> _Dataset rows_:

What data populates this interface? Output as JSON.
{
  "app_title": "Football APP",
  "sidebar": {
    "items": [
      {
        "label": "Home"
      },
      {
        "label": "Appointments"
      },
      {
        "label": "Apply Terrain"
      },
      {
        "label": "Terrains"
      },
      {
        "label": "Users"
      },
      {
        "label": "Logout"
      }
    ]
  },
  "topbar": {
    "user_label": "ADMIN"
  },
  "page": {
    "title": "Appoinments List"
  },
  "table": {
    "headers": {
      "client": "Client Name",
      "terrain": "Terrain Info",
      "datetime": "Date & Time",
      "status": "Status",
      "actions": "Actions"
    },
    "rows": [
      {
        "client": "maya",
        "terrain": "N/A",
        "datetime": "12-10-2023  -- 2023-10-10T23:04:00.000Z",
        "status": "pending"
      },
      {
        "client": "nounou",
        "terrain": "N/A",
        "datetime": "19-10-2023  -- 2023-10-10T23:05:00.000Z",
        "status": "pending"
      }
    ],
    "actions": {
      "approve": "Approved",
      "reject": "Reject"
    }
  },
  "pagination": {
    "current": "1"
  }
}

> _Exercise prompt_: Among the entries above, how many lines hold the word "client"? Reply with only that number.

> _The response_: 3